Données d'annotation de mise en page visuelle
---

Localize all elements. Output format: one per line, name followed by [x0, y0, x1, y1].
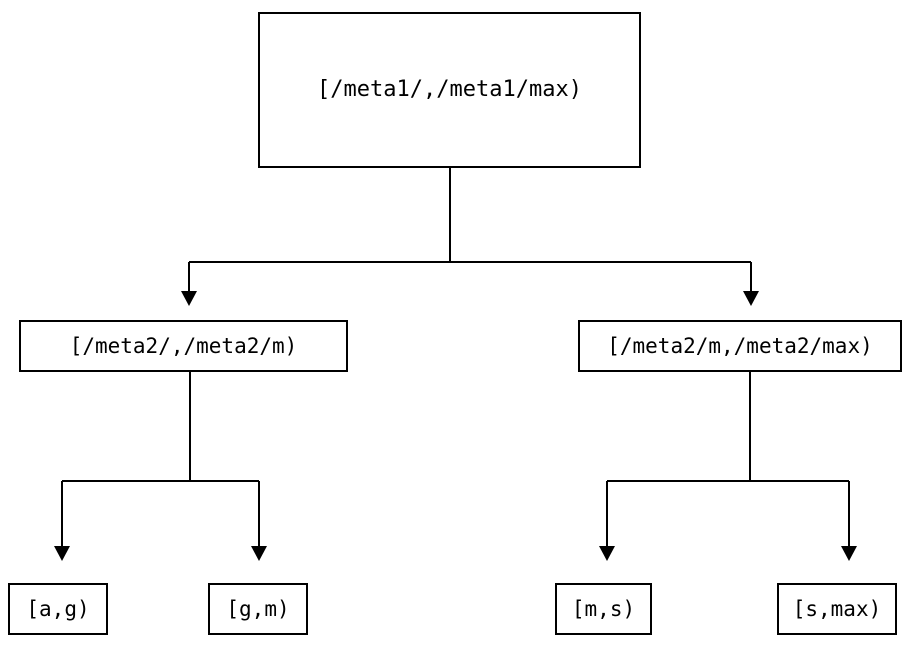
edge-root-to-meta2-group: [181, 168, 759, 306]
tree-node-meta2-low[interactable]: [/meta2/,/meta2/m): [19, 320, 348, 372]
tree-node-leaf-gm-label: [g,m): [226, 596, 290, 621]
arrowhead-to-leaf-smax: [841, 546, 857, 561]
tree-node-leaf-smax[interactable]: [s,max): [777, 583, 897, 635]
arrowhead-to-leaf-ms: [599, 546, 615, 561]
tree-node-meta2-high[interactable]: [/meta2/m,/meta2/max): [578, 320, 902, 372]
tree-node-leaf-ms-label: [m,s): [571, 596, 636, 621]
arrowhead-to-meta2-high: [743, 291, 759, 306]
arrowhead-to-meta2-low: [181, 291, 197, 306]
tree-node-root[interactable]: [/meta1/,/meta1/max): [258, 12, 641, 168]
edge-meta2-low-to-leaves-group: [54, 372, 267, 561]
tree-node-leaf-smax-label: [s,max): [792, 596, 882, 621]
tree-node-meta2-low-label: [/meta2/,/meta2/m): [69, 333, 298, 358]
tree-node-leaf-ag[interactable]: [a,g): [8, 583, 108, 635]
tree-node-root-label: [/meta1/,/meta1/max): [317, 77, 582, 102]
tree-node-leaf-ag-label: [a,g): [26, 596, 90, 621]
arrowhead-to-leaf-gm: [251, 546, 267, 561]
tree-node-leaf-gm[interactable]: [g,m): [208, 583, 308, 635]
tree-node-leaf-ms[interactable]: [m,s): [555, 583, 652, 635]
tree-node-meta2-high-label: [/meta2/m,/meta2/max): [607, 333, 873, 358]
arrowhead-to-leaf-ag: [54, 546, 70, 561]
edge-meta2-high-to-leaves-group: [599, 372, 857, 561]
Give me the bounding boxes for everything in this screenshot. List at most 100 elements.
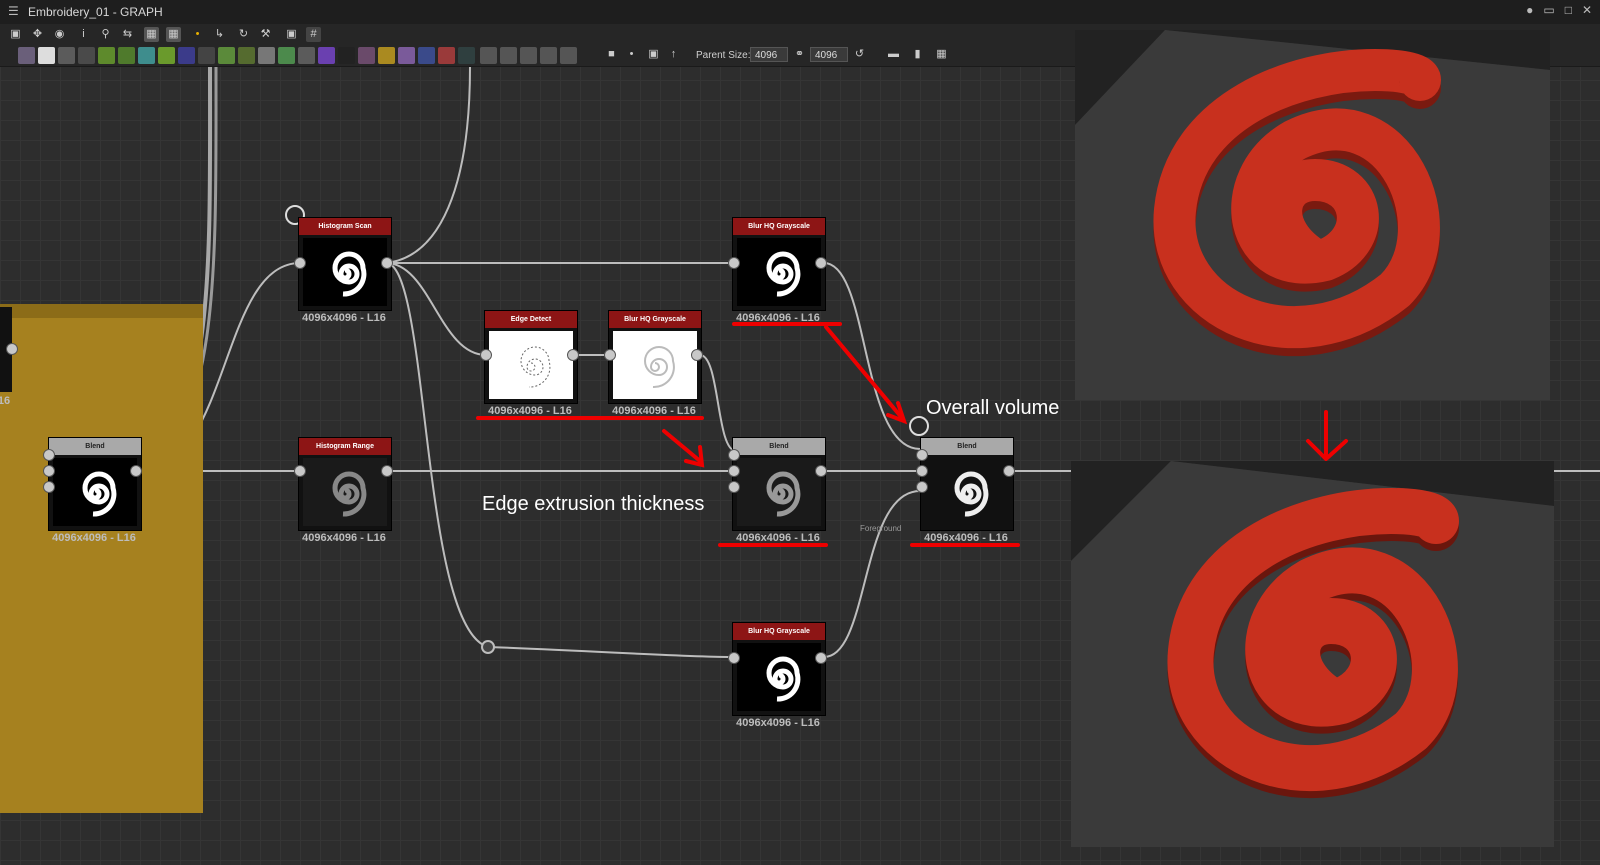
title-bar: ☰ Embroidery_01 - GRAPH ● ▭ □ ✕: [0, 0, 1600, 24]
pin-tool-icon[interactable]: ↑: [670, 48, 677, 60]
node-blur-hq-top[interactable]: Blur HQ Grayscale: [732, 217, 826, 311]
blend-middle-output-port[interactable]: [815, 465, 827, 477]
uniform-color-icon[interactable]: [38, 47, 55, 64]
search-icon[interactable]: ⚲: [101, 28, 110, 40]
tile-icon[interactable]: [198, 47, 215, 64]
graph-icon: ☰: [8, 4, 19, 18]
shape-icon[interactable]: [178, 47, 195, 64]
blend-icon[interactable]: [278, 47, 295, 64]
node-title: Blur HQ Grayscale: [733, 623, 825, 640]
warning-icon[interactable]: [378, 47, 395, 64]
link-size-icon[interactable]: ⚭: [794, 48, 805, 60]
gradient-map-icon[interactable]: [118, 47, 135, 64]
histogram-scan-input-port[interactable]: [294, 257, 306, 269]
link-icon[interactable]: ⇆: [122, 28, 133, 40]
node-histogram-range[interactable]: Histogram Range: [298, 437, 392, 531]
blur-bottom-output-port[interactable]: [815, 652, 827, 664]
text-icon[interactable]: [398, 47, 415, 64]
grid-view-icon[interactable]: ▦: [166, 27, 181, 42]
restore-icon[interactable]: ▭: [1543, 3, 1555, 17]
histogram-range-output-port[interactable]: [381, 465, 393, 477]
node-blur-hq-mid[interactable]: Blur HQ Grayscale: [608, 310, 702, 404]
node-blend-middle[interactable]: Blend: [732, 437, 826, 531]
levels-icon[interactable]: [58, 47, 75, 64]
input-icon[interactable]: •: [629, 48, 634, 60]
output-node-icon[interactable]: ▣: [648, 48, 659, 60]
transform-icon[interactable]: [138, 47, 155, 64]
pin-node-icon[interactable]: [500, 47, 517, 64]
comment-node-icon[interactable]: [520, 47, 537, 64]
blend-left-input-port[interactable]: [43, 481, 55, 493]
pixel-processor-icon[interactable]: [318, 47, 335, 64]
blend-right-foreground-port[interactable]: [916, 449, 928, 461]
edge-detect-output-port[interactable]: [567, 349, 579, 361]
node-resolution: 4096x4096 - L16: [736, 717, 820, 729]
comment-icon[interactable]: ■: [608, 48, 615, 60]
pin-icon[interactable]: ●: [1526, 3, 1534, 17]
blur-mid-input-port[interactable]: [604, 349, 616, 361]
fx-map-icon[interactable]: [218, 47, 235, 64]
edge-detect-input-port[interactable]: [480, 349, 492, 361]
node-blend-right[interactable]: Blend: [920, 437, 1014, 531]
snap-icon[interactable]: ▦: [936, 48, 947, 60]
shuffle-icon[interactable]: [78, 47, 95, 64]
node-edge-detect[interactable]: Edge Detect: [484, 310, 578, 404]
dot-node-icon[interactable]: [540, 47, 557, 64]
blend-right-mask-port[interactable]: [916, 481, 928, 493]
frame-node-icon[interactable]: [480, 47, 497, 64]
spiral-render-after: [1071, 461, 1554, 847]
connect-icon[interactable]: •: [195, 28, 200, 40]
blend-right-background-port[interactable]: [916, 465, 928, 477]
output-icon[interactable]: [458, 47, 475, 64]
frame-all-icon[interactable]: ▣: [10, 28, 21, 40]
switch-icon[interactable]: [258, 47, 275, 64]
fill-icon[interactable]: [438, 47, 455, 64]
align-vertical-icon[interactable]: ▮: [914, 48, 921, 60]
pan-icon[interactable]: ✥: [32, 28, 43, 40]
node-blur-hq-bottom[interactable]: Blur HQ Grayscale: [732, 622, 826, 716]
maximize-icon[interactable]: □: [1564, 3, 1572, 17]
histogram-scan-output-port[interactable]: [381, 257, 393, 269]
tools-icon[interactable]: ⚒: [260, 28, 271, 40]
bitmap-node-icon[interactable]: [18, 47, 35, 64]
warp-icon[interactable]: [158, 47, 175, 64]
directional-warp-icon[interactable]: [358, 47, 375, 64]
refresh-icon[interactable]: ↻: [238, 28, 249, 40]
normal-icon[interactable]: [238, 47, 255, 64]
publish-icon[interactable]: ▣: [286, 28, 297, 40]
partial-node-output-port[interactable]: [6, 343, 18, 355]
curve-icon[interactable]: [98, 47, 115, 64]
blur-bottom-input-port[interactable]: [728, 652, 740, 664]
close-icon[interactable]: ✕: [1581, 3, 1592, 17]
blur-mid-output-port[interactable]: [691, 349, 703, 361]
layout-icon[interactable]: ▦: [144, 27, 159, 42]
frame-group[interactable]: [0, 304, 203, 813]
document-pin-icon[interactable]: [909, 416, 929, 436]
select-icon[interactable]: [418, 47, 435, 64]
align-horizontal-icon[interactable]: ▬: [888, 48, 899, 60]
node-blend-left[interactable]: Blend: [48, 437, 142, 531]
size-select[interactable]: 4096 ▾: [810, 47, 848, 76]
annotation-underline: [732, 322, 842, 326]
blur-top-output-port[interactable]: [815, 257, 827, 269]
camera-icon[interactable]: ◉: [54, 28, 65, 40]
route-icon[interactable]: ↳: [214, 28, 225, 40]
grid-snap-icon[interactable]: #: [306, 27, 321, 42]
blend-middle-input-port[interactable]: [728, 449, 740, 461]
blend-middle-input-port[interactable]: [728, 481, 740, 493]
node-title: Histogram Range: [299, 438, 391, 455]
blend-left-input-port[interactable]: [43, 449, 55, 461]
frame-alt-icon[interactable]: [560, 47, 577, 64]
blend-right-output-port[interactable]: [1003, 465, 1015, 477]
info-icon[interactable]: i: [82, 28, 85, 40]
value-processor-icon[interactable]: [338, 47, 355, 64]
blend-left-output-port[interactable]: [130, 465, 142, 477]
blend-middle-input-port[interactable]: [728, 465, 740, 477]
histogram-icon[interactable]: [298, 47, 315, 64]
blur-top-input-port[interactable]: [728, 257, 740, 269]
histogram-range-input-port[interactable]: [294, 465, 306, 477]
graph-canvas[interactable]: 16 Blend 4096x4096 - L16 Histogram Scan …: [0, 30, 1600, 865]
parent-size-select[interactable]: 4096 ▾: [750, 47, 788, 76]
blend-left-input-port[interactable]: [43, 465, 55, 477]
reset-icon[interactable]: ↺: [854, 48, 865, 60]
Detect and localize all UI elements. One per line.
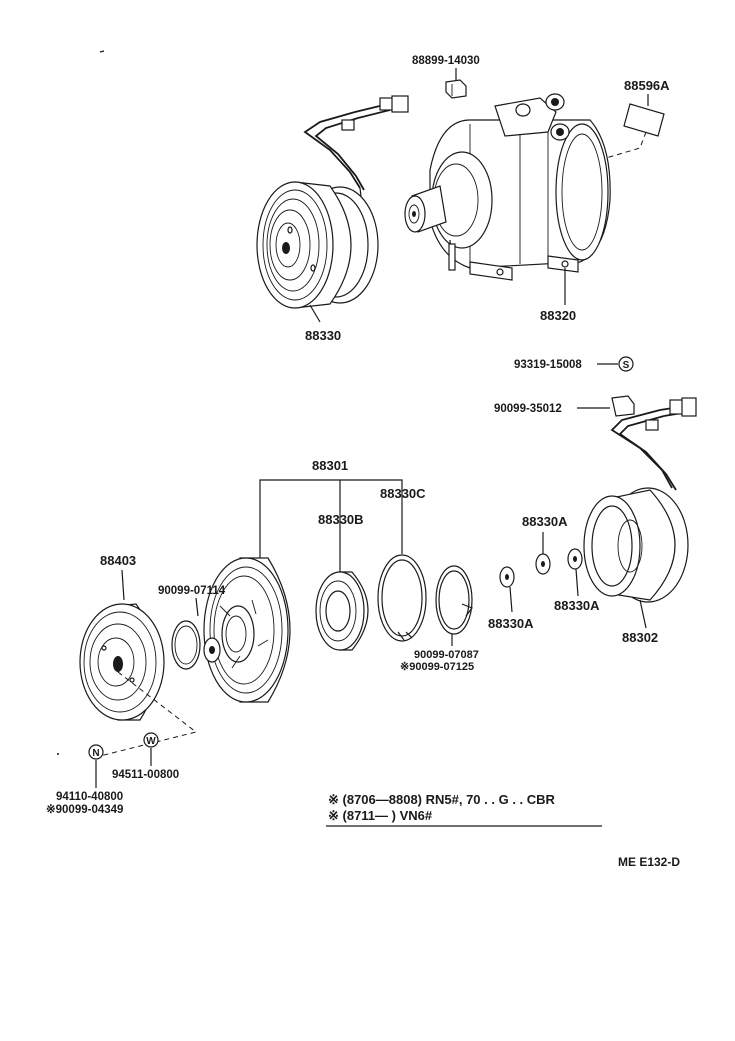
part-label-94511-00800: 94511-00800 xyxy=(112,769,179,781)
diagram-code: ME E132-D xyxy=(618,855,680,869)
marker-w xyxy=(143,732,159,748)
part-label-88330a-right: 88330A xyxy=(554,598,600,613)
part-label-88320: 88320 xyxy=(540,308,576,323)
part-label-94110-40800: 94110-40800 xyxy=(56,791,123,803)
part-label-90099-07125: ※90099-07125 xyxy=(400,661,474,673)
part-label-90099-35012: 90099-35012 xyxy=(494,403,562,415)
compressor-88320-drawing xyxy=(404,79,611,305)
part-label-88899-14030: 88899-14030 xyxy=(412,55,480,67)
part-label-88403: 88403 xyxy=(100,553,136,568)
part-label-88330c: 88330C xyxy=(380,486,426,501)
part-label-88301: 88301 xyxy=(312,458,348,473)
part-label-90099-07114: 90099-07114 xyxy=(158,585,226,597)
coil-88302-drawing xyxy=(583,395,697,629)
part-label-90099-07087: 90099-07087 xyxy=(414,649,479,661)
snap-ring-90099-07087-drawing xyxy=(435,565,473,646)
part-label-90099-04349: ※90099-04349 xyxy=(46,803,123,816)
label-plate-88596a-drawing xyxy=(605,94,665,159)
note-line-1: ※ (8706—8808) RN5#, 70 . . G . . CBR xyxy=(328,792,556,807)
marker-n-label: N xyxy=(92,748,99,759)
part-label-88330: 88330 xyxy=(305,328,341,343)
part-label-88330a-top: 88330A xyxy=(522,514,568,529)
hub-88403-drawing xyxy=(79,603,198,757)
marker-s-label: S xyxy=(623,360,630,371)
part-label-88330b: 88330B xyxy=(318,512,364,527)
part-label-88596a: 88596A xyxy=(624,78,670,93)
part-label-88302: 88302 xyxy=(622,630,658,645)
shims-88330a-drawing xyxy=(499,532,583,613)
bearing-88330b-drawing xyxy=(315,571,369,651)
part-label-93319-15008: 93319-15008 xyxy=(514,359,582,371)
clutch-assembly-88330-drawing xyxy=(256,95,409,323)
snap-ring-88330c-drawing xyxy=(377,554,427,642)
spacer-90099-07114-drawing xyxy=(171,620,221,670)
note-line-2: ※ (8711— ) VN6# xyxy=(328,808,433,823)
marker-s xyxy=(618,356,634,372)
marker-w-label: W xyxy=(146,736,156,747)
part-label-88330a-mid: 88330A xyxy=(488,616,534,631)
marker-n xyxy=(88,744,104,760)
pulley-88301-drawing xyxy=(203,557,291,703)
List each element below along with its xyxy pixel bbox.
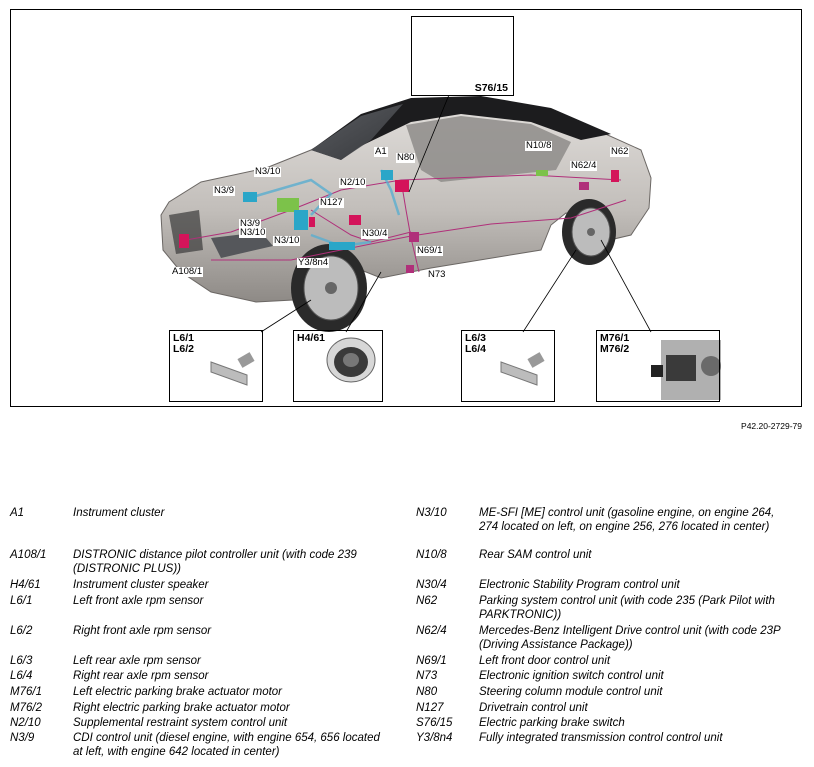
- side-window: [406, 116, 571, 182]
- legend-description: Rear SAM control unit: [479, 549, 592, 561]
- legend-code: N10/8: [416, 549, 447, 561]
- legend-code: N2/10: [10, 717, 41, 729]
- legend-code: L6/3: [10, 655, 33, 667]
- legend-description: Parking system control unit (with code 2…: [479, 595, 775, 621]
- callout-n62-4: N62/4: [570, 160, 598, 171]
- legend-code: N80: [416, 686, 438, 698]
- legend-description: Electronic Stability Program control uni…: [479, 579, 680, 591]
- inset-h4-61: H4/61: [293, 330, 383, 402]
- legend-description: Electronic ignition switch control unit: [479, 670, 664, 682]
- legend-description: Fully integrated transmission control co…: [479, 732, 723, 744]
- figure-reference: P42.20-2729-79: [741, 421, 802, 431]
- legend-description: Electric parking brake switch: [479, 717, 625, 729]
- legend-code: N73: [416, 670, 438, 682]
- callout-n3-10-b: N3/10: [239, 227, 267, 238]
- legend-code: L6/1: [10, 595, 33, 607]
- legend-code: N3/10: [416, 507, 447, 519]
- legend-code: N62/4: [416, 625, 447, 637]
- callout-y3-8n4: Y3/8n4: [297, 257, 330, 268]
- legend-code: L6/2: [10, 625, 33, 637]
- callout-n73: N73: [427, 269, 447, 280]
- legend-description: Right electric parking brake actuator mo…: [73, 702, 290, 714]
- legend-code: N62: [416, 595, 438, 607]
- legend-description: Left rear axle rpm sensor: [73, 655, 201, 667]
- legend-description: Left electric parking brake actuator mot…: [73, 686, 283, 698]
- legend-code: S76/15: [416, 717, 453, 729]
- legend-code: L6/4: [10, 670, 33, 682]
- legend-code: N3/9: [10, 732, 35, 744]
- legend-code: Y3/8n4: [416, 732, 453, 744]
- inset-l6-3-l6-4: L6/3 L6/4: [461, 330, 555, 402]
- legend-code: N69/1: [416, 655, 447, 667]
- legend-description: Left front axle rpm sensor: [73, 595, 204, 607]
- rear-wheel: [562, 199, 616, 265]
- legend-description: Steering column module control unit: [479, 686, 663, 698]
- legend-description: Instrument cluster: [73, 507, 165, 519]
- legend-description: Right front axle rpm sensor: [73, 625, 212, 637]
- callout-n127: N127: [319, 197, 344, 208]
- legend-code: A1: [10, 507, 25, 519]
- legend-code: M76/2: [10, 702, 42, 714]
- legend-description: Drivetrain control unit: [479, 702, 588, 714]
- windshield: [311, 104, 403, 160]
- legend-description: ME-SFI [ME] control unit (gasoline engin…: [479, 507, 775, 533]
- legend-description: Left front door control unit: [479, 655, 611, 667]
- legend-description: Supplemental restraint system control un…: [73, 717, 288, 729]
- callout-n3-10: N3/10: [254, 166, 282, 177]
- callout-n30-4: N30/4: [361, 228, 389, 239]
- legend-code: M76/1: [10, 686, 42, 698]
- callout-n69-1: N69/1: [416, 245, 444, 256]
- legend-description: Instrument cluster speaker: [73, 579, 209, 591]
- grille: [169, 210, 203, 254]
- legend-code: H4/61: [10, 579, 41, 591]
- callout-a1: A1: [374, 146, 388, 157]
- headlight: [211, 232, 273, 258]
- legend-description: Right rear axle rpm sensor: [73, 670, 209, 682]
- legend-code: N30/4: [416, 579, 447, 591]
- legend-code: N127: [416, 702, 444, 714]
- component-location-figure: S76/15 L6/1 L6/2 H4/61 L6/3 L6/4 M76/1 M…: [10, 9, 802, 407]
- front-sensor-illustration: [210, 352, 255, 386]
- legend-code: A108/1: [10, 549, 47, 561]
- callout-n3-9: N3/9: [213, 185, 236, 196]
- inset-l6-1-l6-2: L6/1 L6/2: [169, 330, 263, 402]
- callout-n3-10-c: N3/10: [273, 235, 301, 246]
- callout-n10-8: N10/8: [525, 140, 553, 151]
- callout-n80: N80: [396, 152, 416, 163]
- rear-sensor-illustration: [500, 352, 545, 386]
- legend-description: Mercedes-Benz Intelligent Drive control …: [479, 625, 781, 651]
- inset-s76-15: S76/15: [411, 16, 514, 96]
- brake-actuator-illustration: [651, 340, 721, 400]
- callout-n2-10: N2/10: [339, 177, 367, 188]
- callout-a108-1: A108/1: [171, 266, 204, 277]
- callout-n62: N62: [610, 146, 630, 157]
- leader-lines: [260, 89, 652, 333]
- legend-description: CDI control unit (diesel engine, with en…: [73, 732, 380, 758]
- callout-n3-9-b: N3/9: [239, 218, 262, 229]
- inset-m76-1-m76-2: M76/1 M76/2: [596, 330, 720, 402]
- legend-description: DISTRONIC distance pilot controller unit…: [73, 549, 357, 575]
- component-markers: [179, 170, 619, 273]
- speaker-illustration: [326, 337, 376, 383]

---

=== Consigne ===
Veuillez recopier à l'identique les lignes des enregistrements ci-dessus, en commençant par la ligne qui contient "part-label-94511-00800: 94511-00800 xyxy=(112,769,179,781)" et en allant jusqu'à la ligne qui contient "part-label-93319-15008: 93319-15008 xyxy=(514,359,582,371)", ces deux lignes incluses.

=== Résultat obtenu ===
part-label-94511-00800: 94511-00800 xyxy=(112,769,179,781)
diagram-code: ME E132-D xyxy=(618,855,680,869)
marker-w xyxy=(143,732,159,748)
part-label-88330a-right: 88330A xyxy=(554,598,600,613)
part-label-88320: 88320 xyxy=(540,308,576,323)
part-label-94110-40800: 94110-40800 xyxy=(56,791,123,803)
part-label-90099-07125: ※90099-07125 xyxy=(400,661,474,673)
part-label-90099-35012: 90099-35012 xyxy=(494,403,562,415)
compressor-88320-drawing xyxy=(404,79,611,305)
part-label-88899-14030: 88899-14030 xyxy=(412,55,480,67)
part-label-88403: 88403 xyxy=(100,553,136,568)
part-label-88330c: 88330C xyxy=(380,486,426,501)
part-label-88301: 88301 xyxy=(312,458,348,473)
part-label-90099-07114: 90099-07114 xyxy=(158,585,226,597)
coil-88302-drawing xyxy=(583,395,697,629)
part-label-90099-07087: 90099-07087 xyxy=(414,649,479,661)
snap-ring-90099-07087-drawing xyxy=(435,565,473,646)
part-label-90099-04349: ※90099-04349 xyxy=(46,803,123,816)
label-plate-88596a-drawing xyxy=(605,94,665,159)
note-line-1: ※ (8706—8808) RN5#, 70 . . G . . CBR xyxy=(328,792,556,807)
marker-n-label: N xyxy=(92,748,99,759)
part-label-88330: 88330 xyxy=(305,328,341,343)
part-label-88330a-top: 88330A xyxy=(522,514,568,529)
hub-88403-drawing xyxy=(79,603,198,757)
marker-s-label: S xyxy=(623,360,630,371)
part-label-88330b: 88330B xyxy=(318,512,364,527)
part-label-88596a: 88596A xyxy=(624,78,670,93)
part-label-88302: 88302 xyxy=(622,630,658,645)
shims-88330a-drawing xyxy=(499,532,583,613)
bearing-88330b-drawing xyxy=(315,571,369,651)
part-label-93319-15008: 93319-15008 xyxy=(514,359,582,371)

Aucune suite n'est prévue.